DOCUMENT SEGMENT:

------------------------

Numerous mortgage brokers and loan officers apparently rushed to get as many loans as possible into the pipeline before their compensation plans changed this month.

But they rushed the wrong part of the process.

On March 31, the day before the Federal Reserve's compensation rule was originally scheduled to take effect, several firms saw an abnormally high volume of interest rate locks.

"Everybody was trying to get in whatever they could under the old plans," said Marc Savitt, president of the National Association of Independent Housing Professionals, a trade group for brokers.

A secondary marketing executive, who did not want to be identified, interpreted the spike in locks less charitably: "They talked borrowers into locking on a specific day, which is proof that loan officers work in their own interests."

If so, the joke's on them, for two reasons.

First, the rule applies to loans for which borrowers submitted applications on or after the effective date.

So rather than scrambling to get rates locked on the eve of the effective date, loan officers might have done better to take more applications.

------------------------

STORED ROWS:
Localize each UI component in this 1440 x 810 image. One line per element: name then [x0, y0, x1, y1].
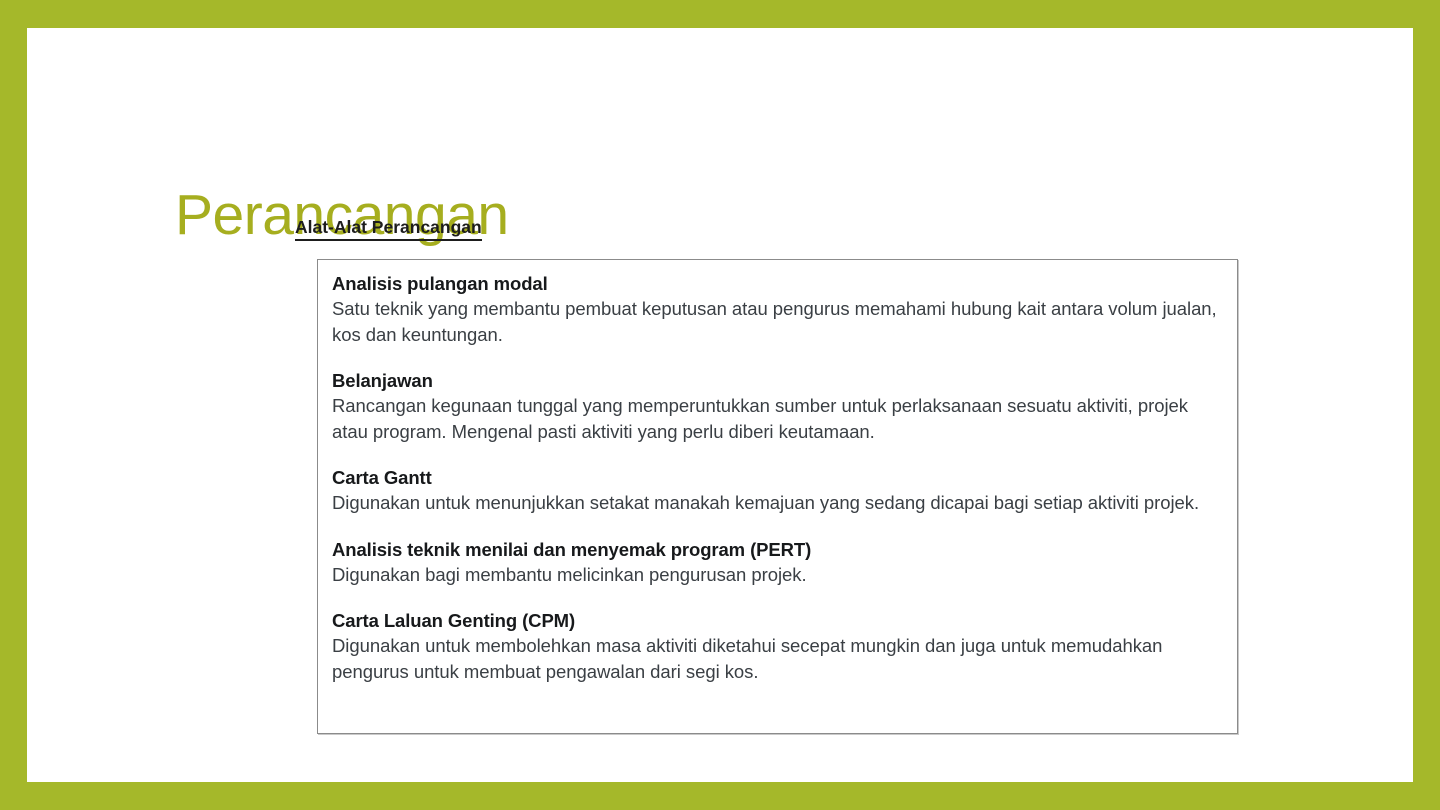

------------------------

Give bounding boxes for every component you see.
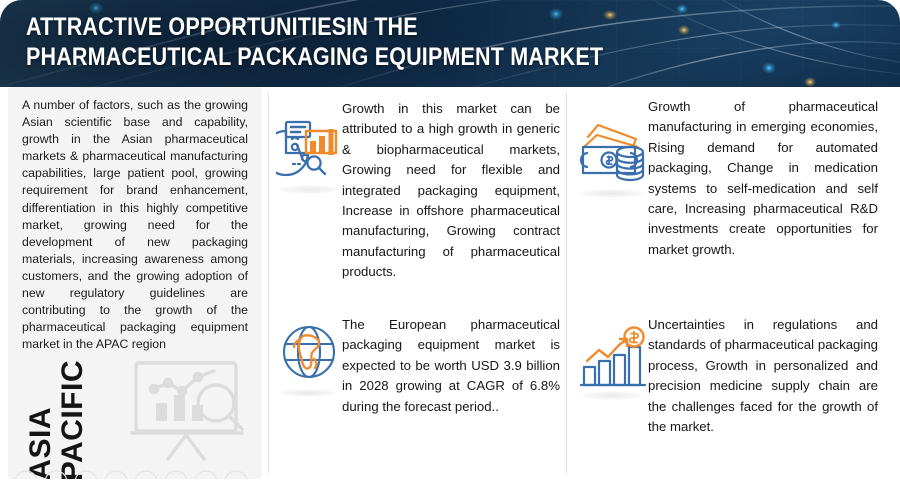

------------------------

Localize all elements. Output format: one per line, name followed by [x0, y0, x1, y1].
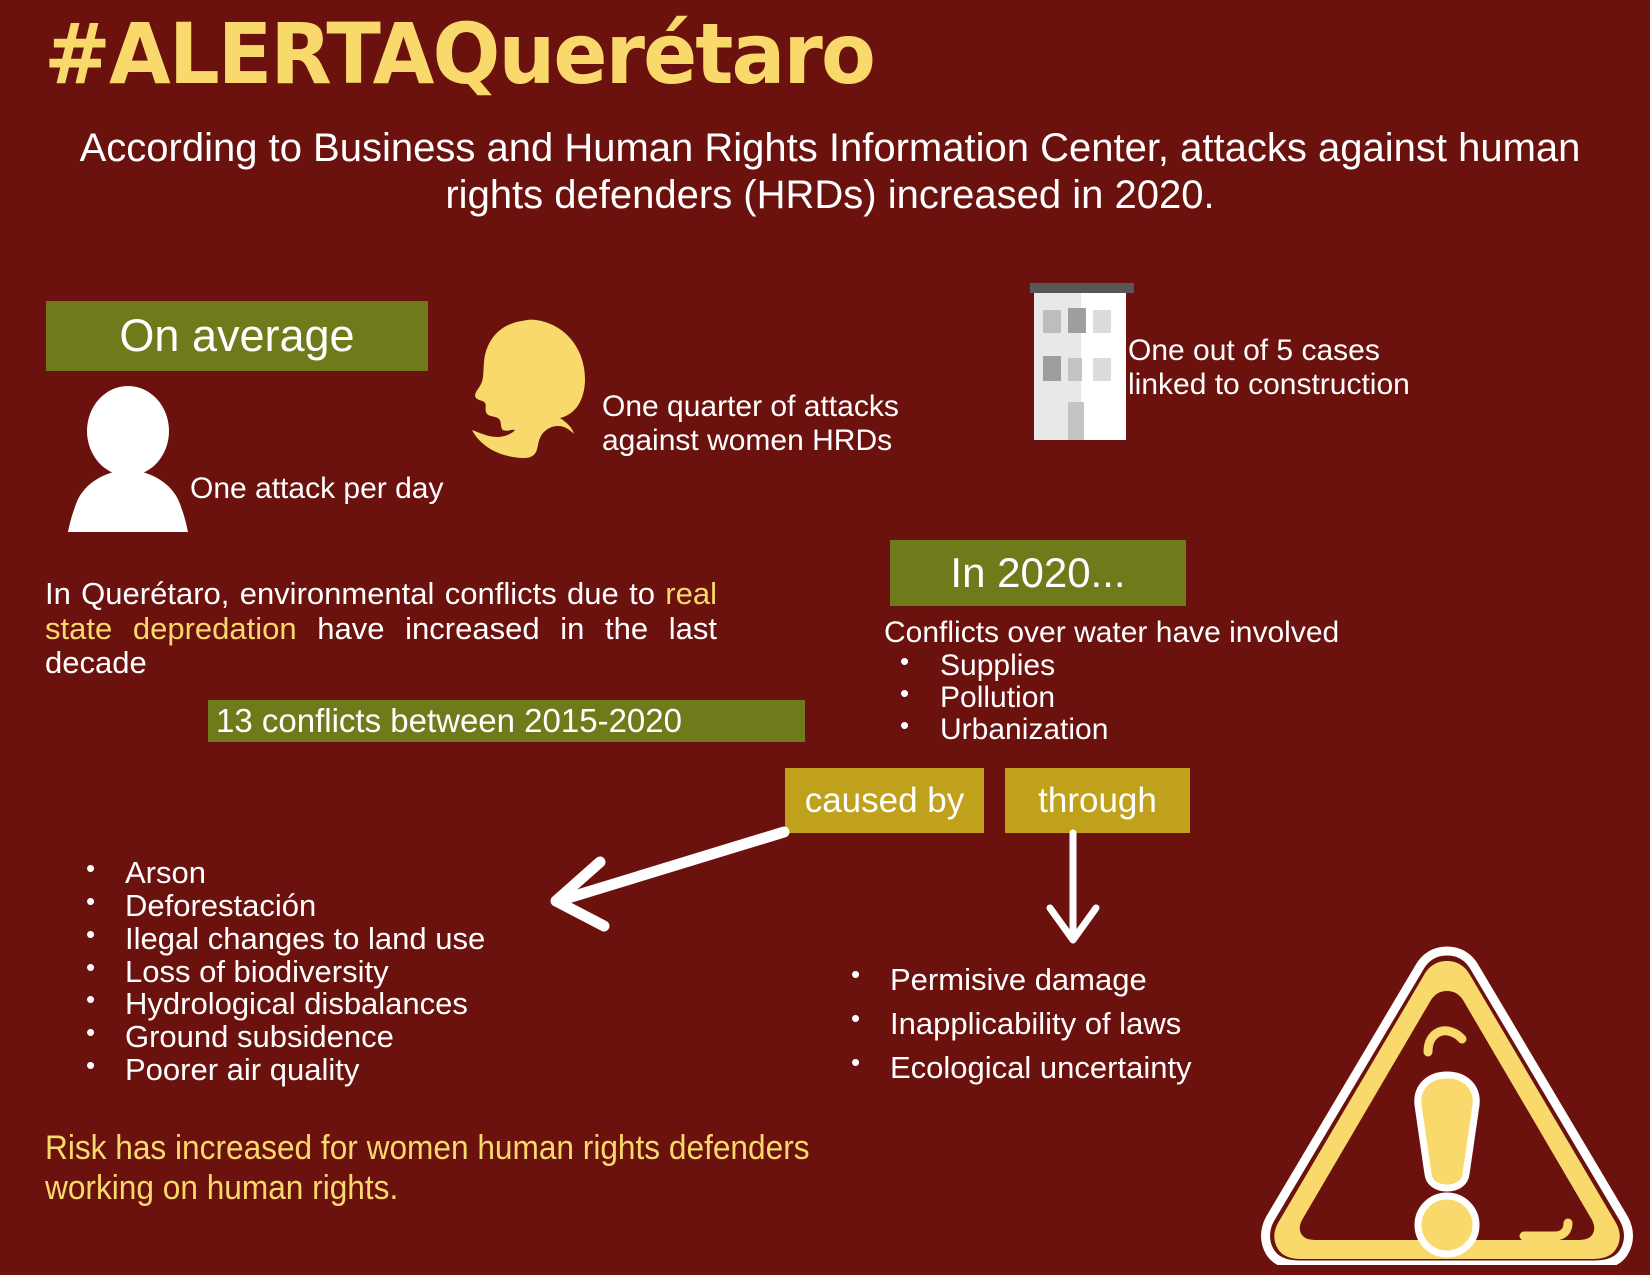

------------------------

EXERCISE A:
List every job title or professional role that the mortgage compensation rule passage mentions, including roles given only as a description of someone's position.
EXERCISE B:
Continue the passage about the mortgage compensation rule from the point where it stops.

ANSWER A:
- mortgage brokers
- loan officers
- president (Marc Savitt's position at the National Association of Independent Housing Professionals)
- secondary marketing executive

ANSWER B:
Moreover, the rule did not actually take effect until April 5, because at the eleventh hour Savitt's group and the National Association of Mortgage Brokers — which had sued to block implementation of the rule — obtained a short-lived restraining order. That means brokers and loan officers had a few additional business days to take applications under their old payment plans.

The Federal Reserve rule bans any compensation tied to the interest rate or any other term or condition of the loan.

It also forbids brokers to "steer" a consumer to a lender offering less-favorable terms in order to increase the broker's pay.

The rule allows a mortgage broker or loan officer to be paid by the borrower or the lender but not both.

Employers like Matthew Pineda, president of Castle & Cooke Mortgage in Salt Lake City, have repeatedly told loan officers they could get paid the same based on other factors such as volume. Yet his firm recorded $11 million in interest rate locks on March 31 — the highest one-day volume in nearly a year.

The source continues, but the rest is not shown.